(Figure collection entries)
--- Start ---
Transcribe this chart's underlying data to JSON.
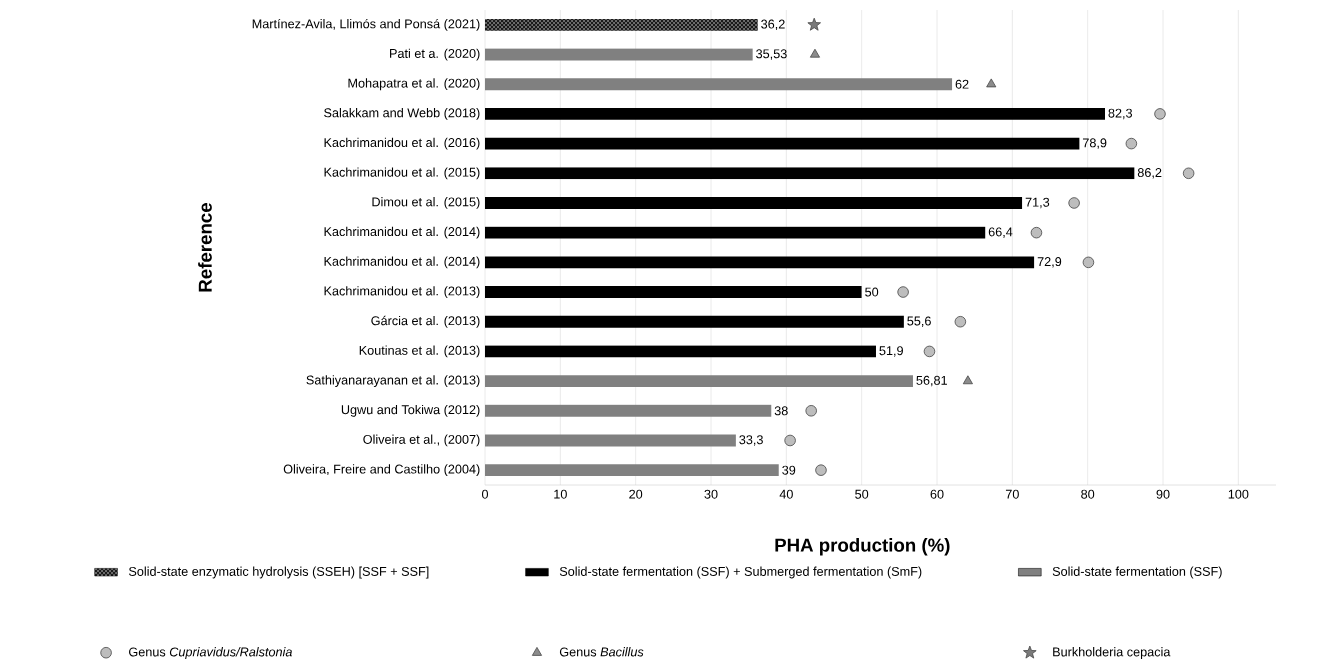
{
  "chart_data": {
    "type": "bar",
    "orientation": "horizontal",
    "xlabel": "PHA production (%)",
    "ylabel": "Reference",
    "categories": [
      "Martínez-Avila, Llimós and Ponsá (2021)",
      "Pati et a. (2020)",
      "Mohapatra et al. (2020)",
      "Salakkam and Webb (2018)",
      "Kachrimanidou et al. (2016)",
      "Kachrimanidou et al. (2015)",
      "Dimou et al. (2015)",
      "Kachrimanidou et al. (2014)",
      "Kachrimanidou et al. (2014)",
      "Kachrimanidou et al. (2013)",
      "Gárcia et al. (2013)",
      "Koutinas et al. (2013)",
      "Sathiyanarayanan et al.  (2013)",
      "Ugwu and Tokiwa (2012)",
      "Oliveira et al., (2007)",
      "Oliveira, Freire and Castilho (2004)"
    ],
    "series": [
      {
        "name": "Solid-state enzymatic hydrolysis (SSEH)  [SSF + SSF]",
        "color": "#1a1a1a",
        "values": [
          36.2,
          null,
          null,
          null,
          null,
          null,
          null,
          null,
          null,
          null,
          null,
          null,
          null,
          null,
          null,
          null
        ],
        "value_labels": [
          "36,2",
          null,
          null,
          null,
          null,
          null,
          null,
          null,
          null,
          null,
          null,
          null,
          null,
          null,
          null,
          null
        ]
      },
      {
        "name": "Solid-state fermentation (SSF) + Submerged fermentation (SmF)",
        "color": "#000000",
        "values": [
          null,
          null,
          null,
          82.3,
          78.9,
          86.2,
          71.3,
          66.4,
          72.9,
          50,
          55.6,
          51.9,
          null,
          null,
          null,
          null
        ],
        "value_labels": [
          null,
          null,
          null,
          "82,3",
          "78,9",
          "86,2",
          "71,3",
          "66,4",
          "72,9",
          "50",
          "55,6",
          "51,9",
          null,
          null,
          null,
          null
        ]
      },
      {
        "name": "Solid-state fermentation (SSF)",
        "color": "#808080",
        "values": [
          null,
          35.53,
          62,
          null,
          null,
          null,
          null,
          null,
          null,
          null,
          null,
          null,
          56.81,
          38,
          33.3,
          39
        ],
        "value_labels": [
          null,
          "35,53",
          "62",
          null,
          null,
          null,
          null,
          null,
          null,
          null,
          null,
          null,
          "56,81",
          "38",
          "33,3",
          "39"
        ]
      },
      {
        "type": "scatter",
        "name": "Genus *Cupriavidus/Ralstonia*",
        "color": "#bdbdbd",
        "marker": "circle",
        "values": [
          null,
          null,
          null,
          89.6,
          85.8,
          93.4,
          78.2,
          73.2,
          80.1,
          55.5,
          63.1,
          59.0,
          null,
          43.3,
          40.5,
          44.6
        ]
      },
      {
        "type": "scatter",
        "name": "Genus *Bacillus*",
        "color": "#8c8c8c",
        "marker": "triangle",
        "values": [
          null,
          43.8,
          67.2,
          null,
          null,
          null,
          null,
          null,
          null,
          null,
          null,
          null,
          64.1,
          null,
          null,
          null
        ]
      },
      {
        "type": "scatter",
        "name": "Burkholderia cepacia",
        "color": "#7a7a7a",
        "marker": "star",
        "values": [
          43.7,
          null,
          null,
          null,
          null,
          null,
          null,
          null,
          null,
          null,
          null,
          null,
          null,
          null,
          null,
          null
        ]
      }
    ],
    "xlim": [
      0,
      105
    ],
    "xticks": [
      0,
      10,
      20,
      30,
      40,
      50,
      60,
      70,
      80,
      90,
      100
    ],
    "grid": "x",
    "legend": "bottom"
  }
}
--- End ---
» **What the task asks**
Wherever "state" shows up in a line, copy that line.

» **Worked answer**
        "name": "Solid-state enzymatic hydrolysis (SSEH)  [SSF + SSF]",
        "name": "Solid-state fermentation (SSF) + Submerged fermentation (SmF)",
        "name": "Solid-state fermentation (SSF)",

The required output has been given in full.